- [What is needed]:
Your answer should be a single number: the count of lines that hold the word "ਇਸਤਰ".

- [Records provided]:
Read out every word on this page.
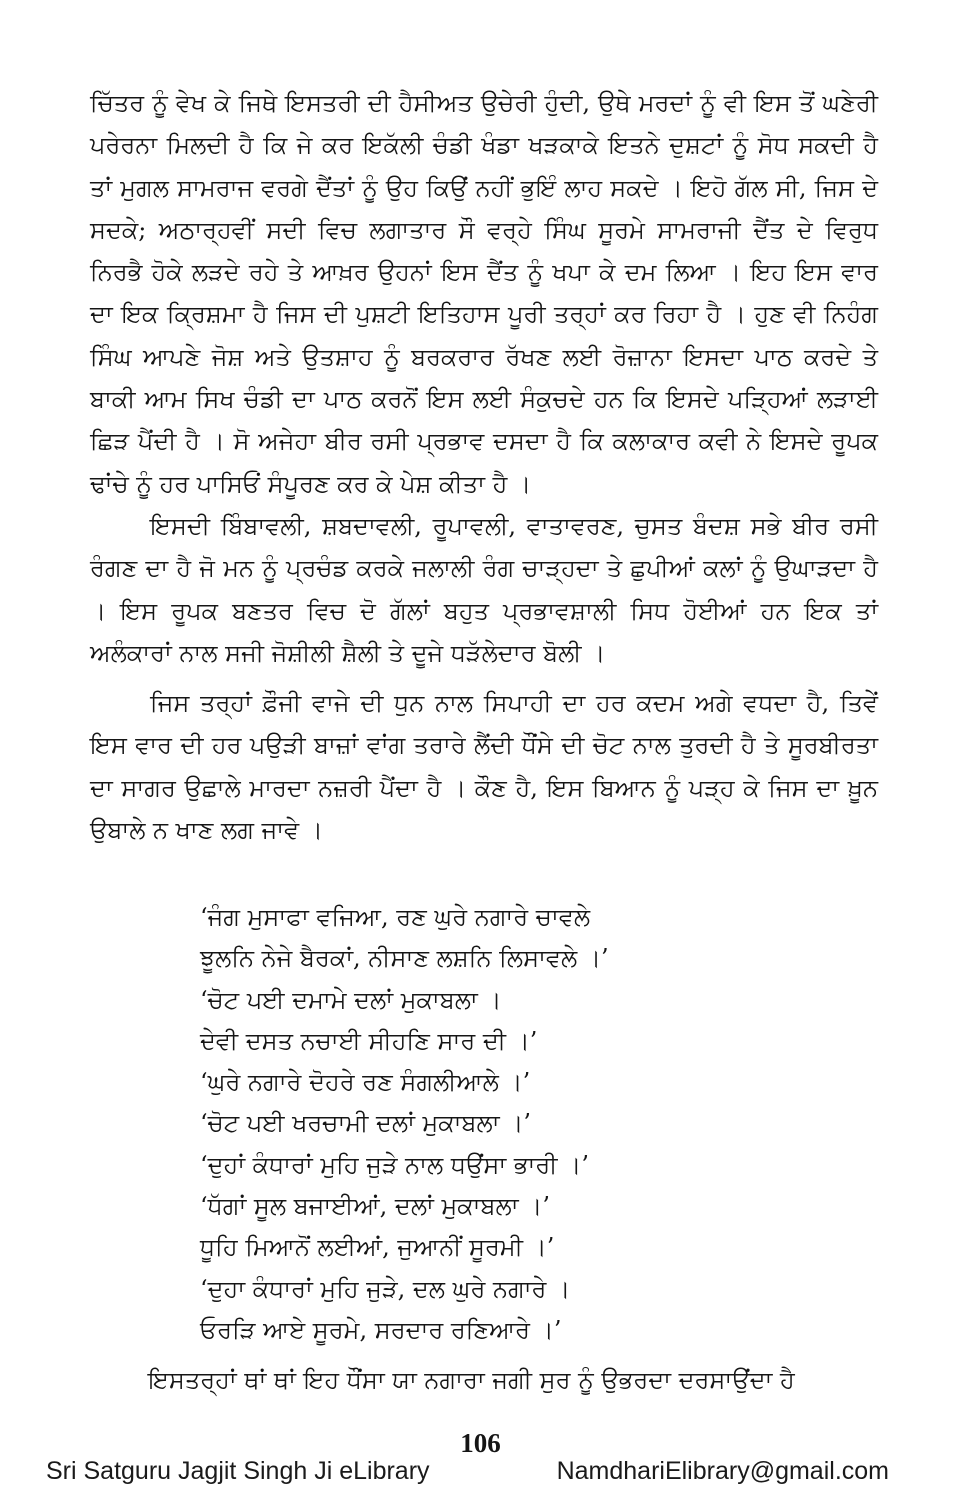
ਚਿੱਤਰ ਨੂੰ ਵੇਖ ਕੇ ਜਿਥੇ ਇਸਤਰੀ ਦੀ ਹੈਸੀਅਤ ਉਚੇਰੀ ਹੁੰਦੀ, ਉਥੇ ਮਰਦਾਂ ਨੂੰ ਵੀ ਇਸ ਤੋਂ ਘਣੇਰੀ ਪਰੇਰਨਾ ਮਿਲਦੀ ਹੈ ਕਿ ਜੇ ਕਰ ਇਕੱਲੀ ਚੰਡੀ ਖੰਡਾ ਖੜਕਾਕੇ ਇਤਨੇ ਦੁਸ਼ਟਾਂ ਨੂੰ ਸੋਧ ਸਕਦੀ ਹੈ ਤਾਂ ਮੁਗਲ ਸਾਮਰਾਜ ਵਰਗੇ ਦੈਂਤਾਂ ਨੂੰ ਉਹ ਕਿਉਂ ਨਹੀਂ ਭੁਇੰ ਲਾਹ ਸਕਦੇ । ਇਹੋ ਗੱਲ ਸੀ, ਜਿਸ ਦੇ ਸਦਕੇ; ਅਠਾਰ੍ਹਵੀਂ ਸਦੀ ਵਿਚ ਲਗਾਤਾਰ ਸੌ ਵਰ੍ਹੇ ਸਿੰਘ ਸੂਰਮੇ ਸਾਮਰਾਜੀ ਦੈਂਤ ਦੇ ਵਿਰੁਧ ਨਿਰਭੈ ਹੋਕੇ ਲੜਦੇ ਰਹੇ ਤੇ ਆਖ਼ਰ ਉਹਨਾਂ ਇਸ ਦੈਂਤ ਨੂੰ ਖਪਾ ਕੇ ਦਮ ਲਿਆ । ਇਹ ਇਸ ਵਾਰ ਦਾ ਇਕ ਕ੍ਰਿਸ਼ਮਾ ਹੈ ਜਿਸ ਦੀ ਪੁਸ਼ਟੀ ਇਤਿਹਾਸ ਪੂਰੀ ਤਰ੍ਹਾਂ ਕਰ ਰਿਹਾ ਹੈ । ਹੁਣ ਵੀ ਨਿਹੰਗ ਸਿੰਘ ਆਪਣੇ ਜੋਸ਼ ਅਤੇ ਉਤਸ਼ਾਹ ਨੂੰ ਬਰਕਰਾਰ ਰੱਖਣ ਲਈ ਰੋਜ਼ਾਨਾ ਇਸਦਾ ਪਾਠ ਕਰਦੇ ਤੇ ਬਾਕੀ ਆਮ ਸਿਖ ਚੰਡੀ ਦਾ ਪਾਠ ਕਰਨੋਂ ਇਸ ਲਈ ਸੰਕੁਚਦੇ ਹਨ ਕਿ ਇਸਦੇ ਪੜ੍ਹਿਆਂ ਲੜਾਈ ਛਿੜ ਪੈਂਦੀ ਹੈ । ਸੋ ਅਜੇਹਾ ਬੀਰ ਰਸੀ ਪ੍ਰਭਾਵ ਦਸਦਾ ਹੈ ਕਿ ਕਲਾਕਾਰ ਕਵੀ ਨੇ ਇਸਦੇ ਰੂਪਕ ਢਾਂਚੇ ਨੂੰ ਹਰ ਪਾਸਿਓਂ ਸੰਪੂਰਣ ਕਰ ਕੇ ਪੇਸ਼ ਕੀਤਾ ਹੈ ।

ਇਸਦੀ ਬਿੰਬਾਵਲੀ, ਸ਼ਬਦਾਵਲੀ, ਰੂਪਾਵਲੀ, ਵਾਤਾਵਰਣ, ਚੁਸਤ ਬੰਦਸ਼ ਸਭੇ ਬੀਰ ਰਸੀ ਰੰਗਣ ਦਾ ਹੈ ਜੋ ਮਨ ਨੂੰ ਪ੍ਰਚੰਡ ਕਰਕੇ ਜਲਾਲੀ ਰੰਗ ਚਾੜ੍ਹਦਾ ਤੇ ਛੁਪੀਆਂ ਕਲਾਂ ਨੂੰ ਉਘਾੜਦਾ ਹੈ । ਇਸ ਰੂਪਕ ਬਣਤਰ ਵਿਚ ਦੋ ਗੱਲਾਂ ਬਹੁਤ ਪ੍ਰਭਾਵਸ਼ਾਲੀ ਸਿਧ ਹੋਈਆਂ ਹਨ ਇਕ ਤਾਂ ਅਲੰਕਾਰਾਂ ਨਾਲ ਸਜੀ ਜੋਸ਼ੀਲੀ ਸ਼ੈਲੀ ਤੇ ਦੂਜੇ ਧੜੱਲੇਦਾਰ ਬੋਲੀ ।

ਜਿਸ ਤਰ੍ਹਾਂ ਫ਼ੌਜੀ ਵਾਜੇ ਦੀ ਧੁਨ ਨਾਲ ਸਿਪਾਹੀ ਦਾ ਹਰ ਕਦਮ ਅਗੇ ਵਧਦਾ ਹੈ, ਤਿਵੇਂ ਇਸ ਵਾਰ ਦੀ ਹਰ ਪਉੜੀ ਬਾਜ਼ਾਂ ਵਾਂਗ ਤਰਾਰੇ ਲੈਂਦੀ ਧੌਂਸੇ ਦੀ ਚੋਟ ਨਾਲ ਤੁਰਦੀ ਹੈ ਤੇ ਸੂਰਬੀਰਤਾ ਦਾ ਸਾਗਰ ਉਛਾਲੇ ਮਾਰਦਾ ਨਜ਼ਰੀ ਪੈਂਦਾ ਹੈ । ਕੌਣ ਹੈ, ਇਸ ਬਿਆਨ ਨੂੰ ਪੜ੍ਹ ਕੇ ਜਿਸ ਦਾ ਖ਼ੂਨ ਉਬਾਲੇ ਨ ਖਾਣ ਲਗ ਜਾਵੇ ।

‘ਜੰਗ ਮੁਸਾਫਾ ਵਜਿਆ, ਰਣ ਘੁਰੇ ਨਗਾਰੇ ਚਾਵਲੇ
ਝੂਲਨਿ ਨੇਜੇ ਬੈਰਕਾਂ, ਨੀਸਾਣ ਲਸ਼ਨਿ ਲਿਸਾਵਲੇ ।’
‘ਚੋਟ ਪਈ ਦਮਾਮੇ ਦਲਾਂ ਮੁਕਾਬਲਾ ।
ਦੇਵੀ ਦਸਤ ਨਚਾਈ ਸੀਹਣਿ ਸਾਰ ਦੀ ।’
‘ਘੁਰੇ ਨਗਾਰੇ ਦੋਹਰੇ ਰਣ ਸੰਗਲੀਆਲੇ ।’
‘ਚੋਟ ਪਈ ਖਰਚਾਮੀ ਦਲਾਂ ਮੁਕਾਬਲਾ ।’
‘ਦੁਹਾਂ ਕੰਧਾਰਾਂ ਮੁਹਿ ਜੁੜੇ ਨਾਲ ਧਉਂਸਾ ਭਾਰੀ ।’
‘ਧੱਗਾਂ ਸੂਲ ਬਜਾਈਆਂ, ਦਲਾਂ ਮੁਕਾਬਲਾ ।’
ਧੂਹਿ ਮਿਆਨੋਂ ਲਈਆਂ, ਜੁਆਨੀਂ ਸੂਰਮੀ ।’
‘ਦੁਹਾ ਕੰਧਾਰਾਂ ਮੁਹਿ ਜੁੜੇ, ਦਲ ਘੁਰੇ ਨਗਾਰੇ ।
ਓਰੜਿ ਆਏ ਸੂਰਮੇ, ਸਰਦਾਰ ਰਣਿਆਰੇ ।’
ਇਸਤਰ੍ਹਾਂ ਥਾਂ ਥਾਂ ਇਹ ਧੌਂਸਾ ਯਾ ਨਗਾਰਾ ਜਗੀ ਸੁਰ ਨੂੰ ਉਭਰਦਾ ਦਰਸਾਉਂਦਾ ਹੈ
106
Sri Satguru Jagjit Singh Ji eLibrary	NamdhariElibrary@gmail.com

- [Output of the task]:
2